_Task:_
Please give the entries again in full and exactly, without any picture.

Stored data
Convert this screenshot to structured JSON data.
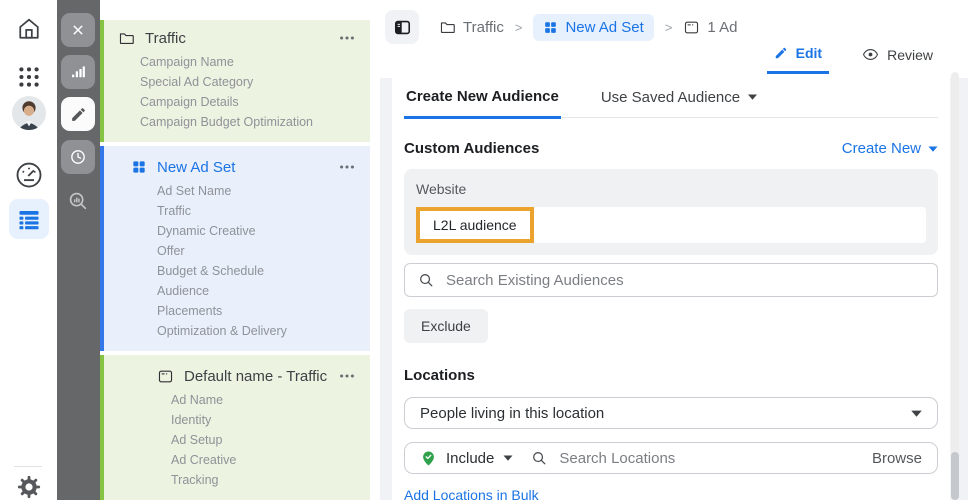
{
  "colors": {
    "accent_green": "#85c342",
    "accent_blue": "#3377e8",
    "link_blue": "#1b74e4",
    "highlight_orange": "#eca32e",
    "include_pin_green": "#31a24c"
  },
  "rail_icons": [
    "home-icon",
    "apps-grid-icon",
    "profile-avatar",
    "gauge-icon",
    "data-table-icon",
    "gear-icon"
  ],
  "toolbar_icons": [
    "close-icon",
    "bar-chart-icon",
    "pencil-icon",
    "clock-icon",
    "zoom-chart-icon"
  ],
  "tree": {
    "campaign": {
      "title": "Traffic",
      "icon": "folder-icon",
      "menu_icon": "ellipsis-icon",
      "items": [
        "Campaign Name",
        "Special Ad Category",
        "Campaign Details",
        "Campaign Budget Optimization"
      ]
    },
    "adset": {
      "title": "New Ad Set",
      "icon": "adset-grid-icon",
      "menu_icon": "ellipsis-icon",
      "items": [
        "Ad Set Name",
        "Traffic",
        "Dynamic Creative",
        "Offer",
        "Budget & Schedule",
        "Audience",
        "Placements",
        "Optimization & Delivery"
      ]
    },
    "ad": {
      "title": "Default name - Traffic",
      "icon": "ad-frame-icon",
      "menu_icon": "ellipsis-icon",
      "items": [
        "Ad Name",
        "Identity",
        "Ad Setup",
        "Ad Creative",
        "Tracking"
      ]
    }
  },
  "breadcrumb": {
    "campaign": "Traffic",
    "adset": "New Ad Set",
    "ad": "1 Ad",
    "separator": ">"
  },
  "view_tabs": {
    "edit": "Edit",
    "review": "Review"
  },
  "audience_tabs": {
    "create": "Create New Audience",
    "saved": "Use Saved Audience"
  },
  "custom_audiences": {
    "title": "Custom Audiences",
    "create_new": "Create New",
    "group_label": "Website",
    "selected_audience": "L2L audience",
    "search_placeholder": "Search Existing Audiences",
    "exclude": "Exclude"
  },
  "locations": {
    "title": "Locations",
    "mode": "People living in this location",
    "include": "Include",
    "search_placeholder": "Search Locations",
    "browse": "Browse",
    "bulk_link": "Add Locations in Bulk"
  }
}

_Task solution:_
Convert this screenshot to structured JSON data.
{
  "colors": {
    "accent_green": "#85c342",
    "accent_blue": "#3377e8",
    "link_blue": "#1b74e4",
    "highlight_orange": "#eca32e",
    "include_pin_green": "#31a24c"
  },
  "rail_icons": [
    "home-icon",
    "apps-grid-icon",
    "profile-avatar",
    "gauge-icon",
    "data-table-icon",
    "gear-icon"
  ],
  "toolbar_icons": [
    "close-icon",
    "bar-chart-icon",
    "pencil-icon",
    "clock-icon",
    "zoom-chart-icon"
  ],
  "tree": {
    "campaign": {
      "title": "Traffic",
      "icon": "folder-icon",
      "menu_icon": "ellipsis-icon",
      "items": [
        "Campaign Name",
        "Special Ad Category",
        "Campaign Details",
        "Campaign Budget Optimization"
      ]
    },
    "adset": {
      "title": "New Ad Set",
      "icon": "adset-grid-icon",
      "menu_icon": "ellipsis-icon",
      "items": [
        "Ad Set Name",
        "Traffic",
        "Dynamic Creative",
        "Offer",
        "Budget & Schedule",
        "Audience",
        "Placements",
        "Optimization & Delivery"
      ]
    },
    "ad": {
      "title": "Default name - Traffic",
      "icon": "ad-frame-icon",
      "menu_icon": "ellipsis-icon",
      "items": [
        "Ad Name",
        "Identity",
        "Ad Setup",
        "Ad Creative",
        "Tracking"
      ]
    }
  },
  "breadcrumb": {
    "campaign": "Traffic",
    "adset": "New Ad Set",
    "ad": "1 Ad",
    "separator": ">"
  },
  "view_tabs": {
    "edit": "Edit",
    "review": "Review"
  },
  "audience_tabs": {
    "create": "Create New Audience",
    "saved": "Use Saved Audience"
  },
  "custom_audiences": {
    "title": "Custom Audiences",
    "create_new": "Create New",
    "group_label": "Website",
    "selected_audience": "L2L audience",
    "search_placeholder": "Search Existing Audiences",
    "exclude": "Exclude"
  },
  "locations": {
    "title": "Locations",
    "mode": "People living in this location",
    "include": "Include",
    "search_placeholder": "Search Locations",
    "browse": "Browse",
    "bulk_link": "Add Locations in Bulk"
  }
}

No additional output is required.